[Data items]
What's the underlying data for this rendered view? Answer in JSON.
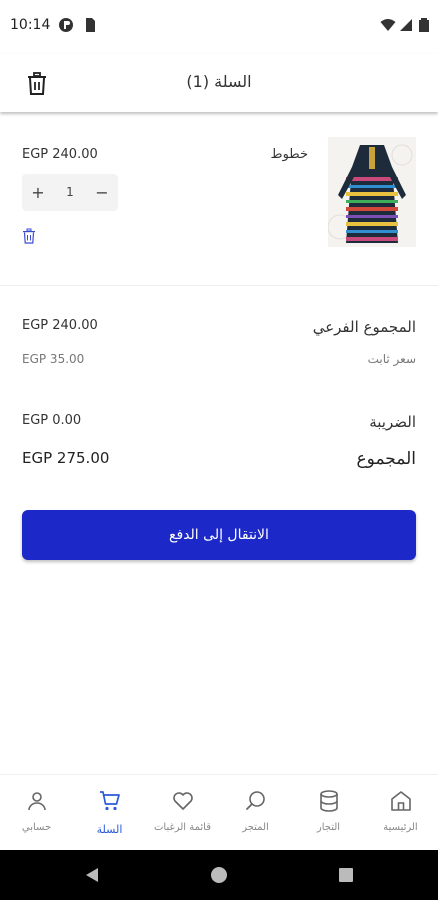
{
  "status_bar": {
    "time": "10:14"
  },
  "header": {
    "title": "السلة (1)"
  },
  "cart_item": {
    "name": "خطوط",
    "price": "EGP 240.00",
    "quantity": "1",
    "plus": "+",
    "minus": "−"
  },
  "summary": {
    "subtotal_label": "المجموع الفرعي",
    "subtotal_value": "EGP 240.00",
    "shipping_label": "سعر ثابت",
    "shipping_value": "EGP 35.00",
    "tax_label": "الضريبة",
    "tax_value": "EGP 0.00",
    "total_label": "المجموع",
    "total_value": "EGP 275.00"
  },
  "checkout_button": "الانتقال إلى الدفع",
  "bottom_nav": {
    "home": "الرئيسية",
    "vendors": "التجار",
    "store": "المتجر",
    "wishlist": "قائمة الرغبات",
    "cart": "السلة",
    "account": "حسابي"
  },
  "colors": {
    "primary": "#1c29c8",
    "active_nav": "#2a5ad8"
  },
  "icons": [
    "wifi-icon",
    "signal-icon",
    "battery-icon",
    "trash-icon",
    "home-icon",
    "database-icon",
    "search-icon",
    "heart-icon",
    "cart-icon",
    "user-icon"
  ]
}
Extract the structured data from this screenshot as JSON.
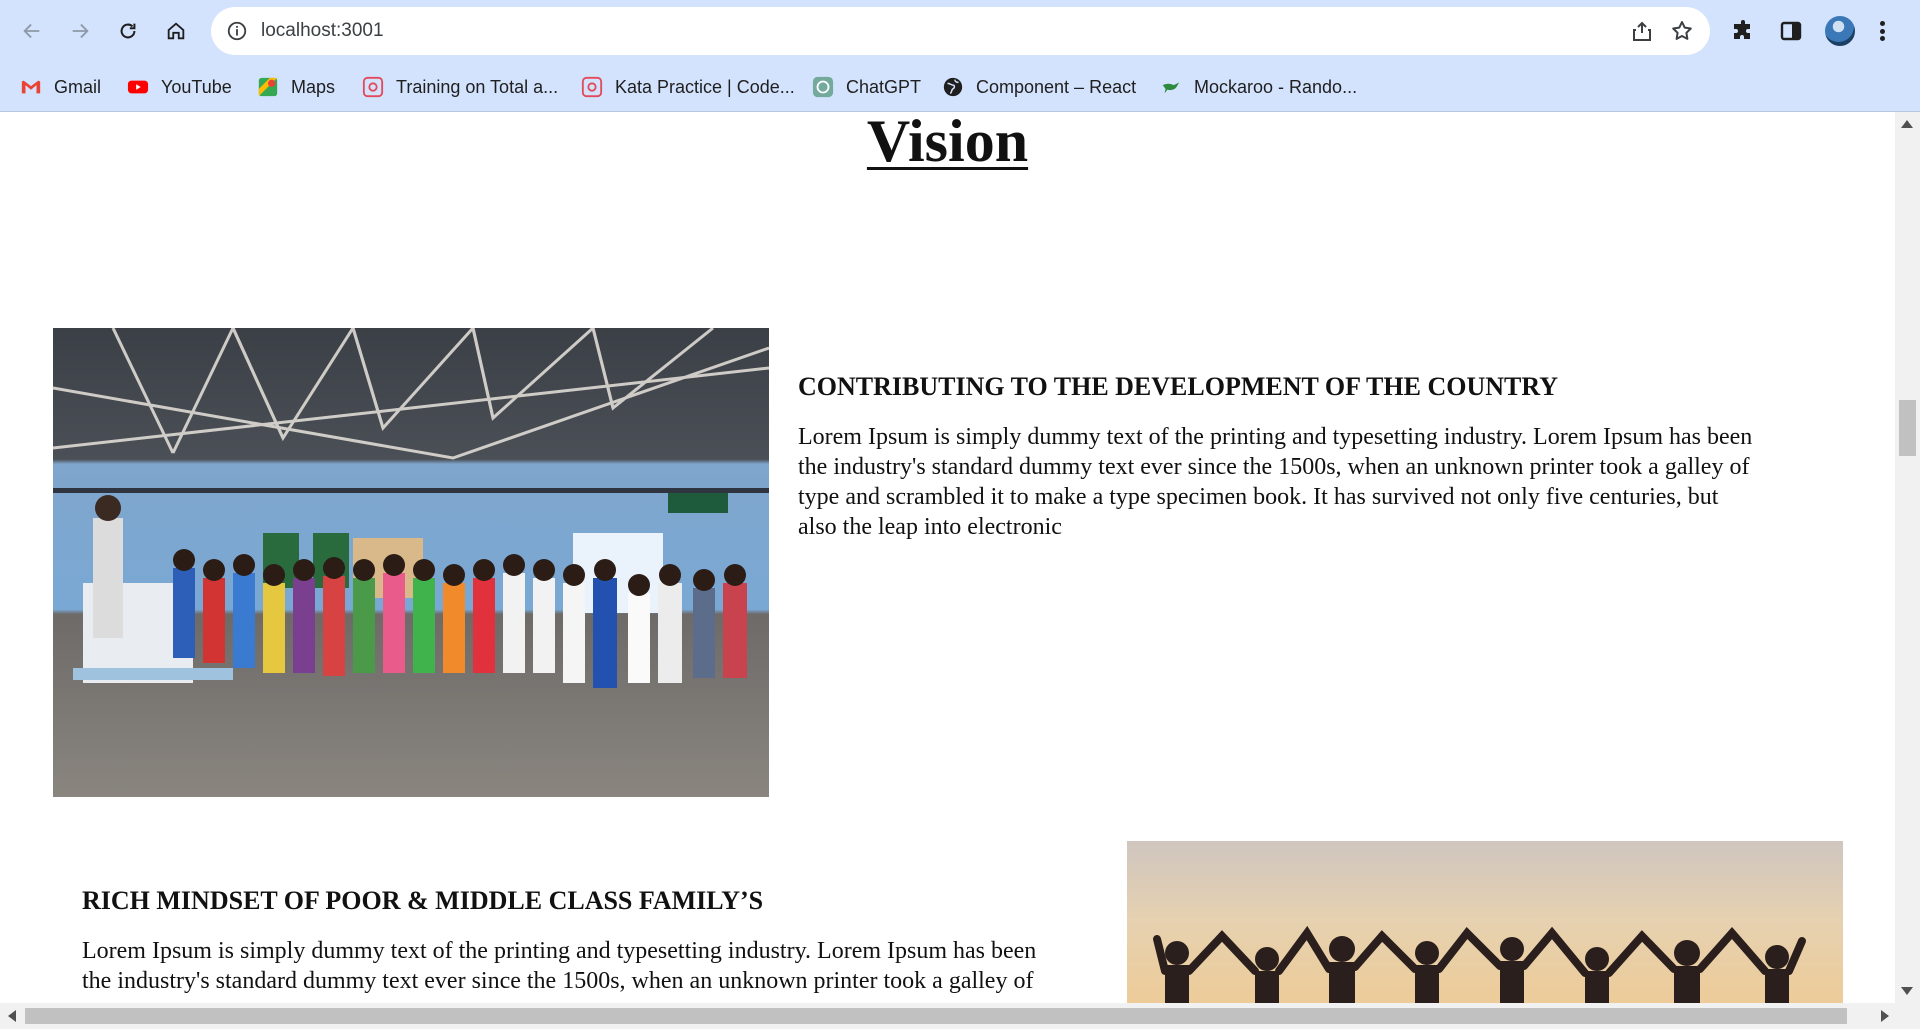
{
  "browser": {
    "url": "localhost:3001",
    "bookmarks": [
      {
        "label": "Gmail",
        "icon": "gmail-icon"
      },
      {
        "label": "YouTube",
        "icon": "youtube-icon"
      },
      {
        "label": "Maps",
        "icon": "maps-icon"
      },
      {
        "label": "Training on Total a...",
        "icon": "codesignal-icon"
      },
      {
        "label": "Kata Practice | Code...",
        "icon": "codesignal-icon"
      },
      {
        "label": "ChatGPT",
        "icon": "chatgpt-icon"
      },
      {
        "label": "Component – React",
        "icon": "globe-icon"
      },
      {
        "label": "Mockaroo - Rando...",
        "icon": "mockaroo-icon"
      }
    ]
  },
  "page": {
    "title": "Vision",
    "sections": [
      {
        "heading": "CONTRIBUTING TO THE DEVELOPMENT OF THE COUNTRY",
        "lines": [
          "Lorem Ipsum is simply dummy text of the printing and typesetting industry. Lorem Ipsum has been",
          "the industry's standard dummy text ever since the 1500s, when an unknown printer took a galley of",
          "type and scrambled it to make a type specimen book. It has survived not only five centuries, but",
          "also the leap into electronic"
        ]
      },
      {
        "heading": "RICH MINDSET OF POOR & MIDDLE CLASS FAMILY’S",
        "lines": [
          "Lorem Ipsum is simply dummy text of the printing and typesetting industry. Lorem Ipsum has been",
          "the industry's standard dummy text ever since the 1500s, when an unknown printer took a galley of"
        ]
      }
    ]
  },
  "colors": {
    "chrome": "#d3e3fd",
    "text": "#111111"
  }
}
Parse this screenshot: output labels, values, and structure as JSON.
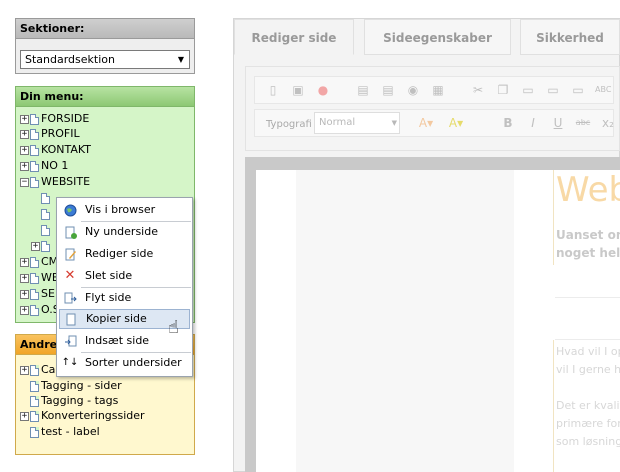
{
  "sidebar": {
    "sections_title": "Sektioner:",
    "sections_selected": "Standardsektion",
    "menu_title": "Din menu:",
    "menu_items": [
      "FORSIDE",
      "PROFIL",
      "KONTAKT",
      "NO 1",
      "WEBSITE",
      "CM",
      "WE",
      "SE",
      "O.S"
    ],
    "other_title": "Andre",
    "other_items": [
      "Ca",
      "Tagging - sider",
      "Tagging - tags",
      "Konverteringssider",
      "test - label"
    ]
  },
  "context_menu": {
    "items": [
      {
        "label": "Vis i browser",
        "icon": "globe-icon"
      },
      {
        "label": "Ny underside",
        "icon": "new-page-icon"
      },
      {
        "label": "Rediger side",
        "icon": "edit-page-icon"
      },
      {
        "label": "Slet side",
        "icon": "delete-icon"
      },
      {
        "label": "Flyt side",
        "icon": "move-page-icon"
      },
      {
        "label": "Kopier side",
        "icon": "copy-page-icon"
      },
      {
        "label": "Indsæt side",
        "icon": "insert-page-icon"
      },
      {
        "label": "Sorter undersider",
        "icon": "sort-icon"
      }
    ],
    "hovered_item": "Kopier side"
  },
  "editor": {
    "tabs": [
      "Rediger side",
      "Sideegenskaber",
      "Sikkerhed"
    ],
    "active_tab": "Rediger side",
    "font_label": "Typografi",
    "style_select": "Normal",
    "doc_heading": "Web",
    "doc_subtext_1": "Uanset om",
    "doc_subtext_2": "noget helt",
    "doc_text_1": "Hvad vil I op",
    "doc_text_2": "vil I gerne ha",
    "doc_text_3": "Det er kvalit",
    "doc_text_4": "primære for",
    "doc_text_5": "som løsning"
  },
  "colors": {
    "menu_panel_bg": "#d5f5c8",
    "other_panel_bg": "#fff8cf",
    "hover_bg": "#dde7f3",
    "heading_color": "#f8d9a6"
  }
}
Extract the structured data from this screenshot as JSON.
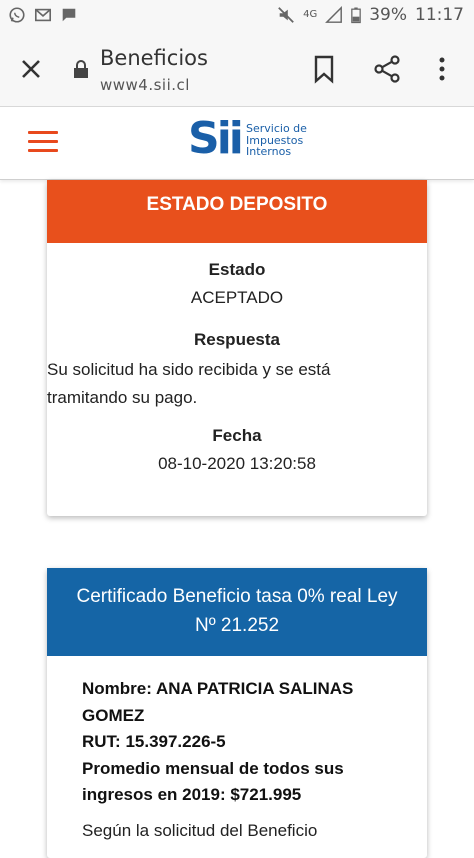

■ **TASK TO COMPLETE**: Reproduce the whole listing word for word, setting aside any pictures.

■ **TASK OUTPUT**:
What's the underlying data for this rendered view? Answer in JSON.
{
  "status_bar": {
    "time": "10:14"
  },
  "header": {
    "title": "السلة (1)"
  },
  "cart_item": {
    "name": "خطوط",
    "price": "EGP 240.00",
    "quantity": "1",
    "plus": "+",
    "minus": "−"
  },
  "summary": {
    "subtotal_label": "المجموع الفرعي",
    "subtotal_value": "EGP 240.00",
    "shipping_label": "سعر ثابت",
    "shipping_value": "EGP 35.00",
    "tax_label": "الضريبة",
    "tax_value": "EGP 0.00",
    "total_label": "المجموع",
    "total_value": "EGP 275.00"
  },
  "checkout_button": "الانتقال إلى الدفع",
  "bottom_nav": {
    "home": "الرئيسية",
    "vendors": "التجار",
    "store": "المتجر",
    "wishlist": "قائمة الرغبات",
    "cart": "السلة",
    "account": "حسابي"
  },
  "colors": {
    "primary": "#1c29c8",
    "active_nav": "#2a5ad8"
  },
  "icons": [
    "wifi-icon",
    "signal-icon",
    "battery-icon",
    "trash-icon",
    "home-icon",
    "database-icon",
    "search-icon",
    "heart-icon",
    "cart-icon",
    "user-icon"
  ]
}
Extract the structured data from this screenshot as JSON.
{
  "browser": {
    "url": "localhost:3001",
    "bookmarks": [
      {
        "label": "Gmail",
        "icon": "gmail-icon"
      },
      {
        "label": "YouTube",
        "icon": "youtube-icon"
      },
      {
        "label": "Maps",
        "icon": "maps-icon"
      },
      {
        "label": "Training on Total a...",
        "icon": "codesignal-icon"
      },
      {
        "label": "Kata Practice | Code...",
        "icon": "codesignal-icon"
      },
      {
        "label": "ChatGPT",
        "icon": "chatgpt-icon"
      },
      {
        "label": "Component – React",
        "icon": "globe-icon"
      },
      {
        "label": "Mockaroo - Rando...",
        "icon": "mockaroo-icon"
      }
    ]
  },
  "page": {
    "title": "Vision",
    "sections": [
      {
        "heading": "CONTRIBUTING TO THE DEVELOPMENT OF THE COUNTRY",
        "lines": [
          "Lorem Ipsum is simply dummy text of the printing and typesetting industry. Lorem Ipsum has been",
          "the industry's standard dummy text ever since the 1500s, when an unknown printer took a galley of",
          "type and scrambled it to make a type specimen book. It has survived not only five centuries, but",
          "also the leap into electronic"
        ]
      },
      {
        "heading": "RICH MINDSET OF POOR & MIDDLE CLASS FAMILY’S",
        "lines": [
          "Lorem Ipsum is simply dummy text of the printing and typesetting industry. Lorem Ipsum has been",
          "the industry's standard dummy text ever since the 1500s, when an unknown printer took a galley of"
        ]
      }
    ]
  },
  "colors": {
    "chrome": "#d3e3fd",
    "text": "#111111"
  }
}
Parse this screenshot: output labels, values, and structure as JSON.
{
  "sidebar": {
    "sections_title": "Sektioner:",
    "sections_selected": "Standardsektion",
    "menu_title": "Din menu:",
    "menu_items": [
      "FORSIDE",
      "PROFIL",
      "KONTAKT",
      "NO 1",
      "WEBSITE",
      "CM",
      "WE",
      "SE",
      "O.S"
    ],
    "other_title": "Andre",
    "other_items": [
      "Ca",
      "Tagging - sider",
      "Tagging - tags",
      "Konverteringssider",
      "test - label"
    ]
  },
  "context_menu": {
    "items": [
      {
        "label": "Vis i browser",
        "icon": "globe-icon"
      },
      {
        "label": "Ny underside",
        "icon": "new-page-icon"
      },
      {
        "label": "Rediger side",
        "icon": "edit-page-icon"
      },
      {
        "label": "Slet side",
        "icon": "delete-icon"
      },
      {
        "label": "Flyt side",
        "icon": "move-page-icon"
      },
      {
        "label": "Kopier side",
        "icon": "copy-page-icon"
      },
      {
        "label": "Indsæt side",
        "icon": "insert-page-icon"
      },
      {
        "label": "Sorter undersider",
        "icon": "sort-icon"
      }
    ],
    "hovered_item": "Kopier side"
  },
  "editor": {
    "tabs": [
      "Rediger side",
      "Sideegenskaber",
      "Sikkerhed"
    ],
    "active_tab": "Rediger side",
    "font_label": "Typografi",
    "style_select": "Normal",
    "doc_heading": "Web",
    "doc_subtext_1": "Uanset om",
    "doc_subtext_2": "noget helt",
    "doc_text_1": "Hvad vil I op",
    "doc_text_2": "vil I gerne ha",
    "doc_text_3": "Det er kvalit",
    "doc_text_4": "primære for",
    "doc_text_5": "som løsning"
  },
  "colors": {
    "menu_panel_bg": "#d5f5c8",
    "other_panel_bg": "#fff8cf",
    "hover_bg": "#dde7f3",
    "heading_color": "#f8d9a6"
  }
}
Extract the structured data from this screenshot as JSON.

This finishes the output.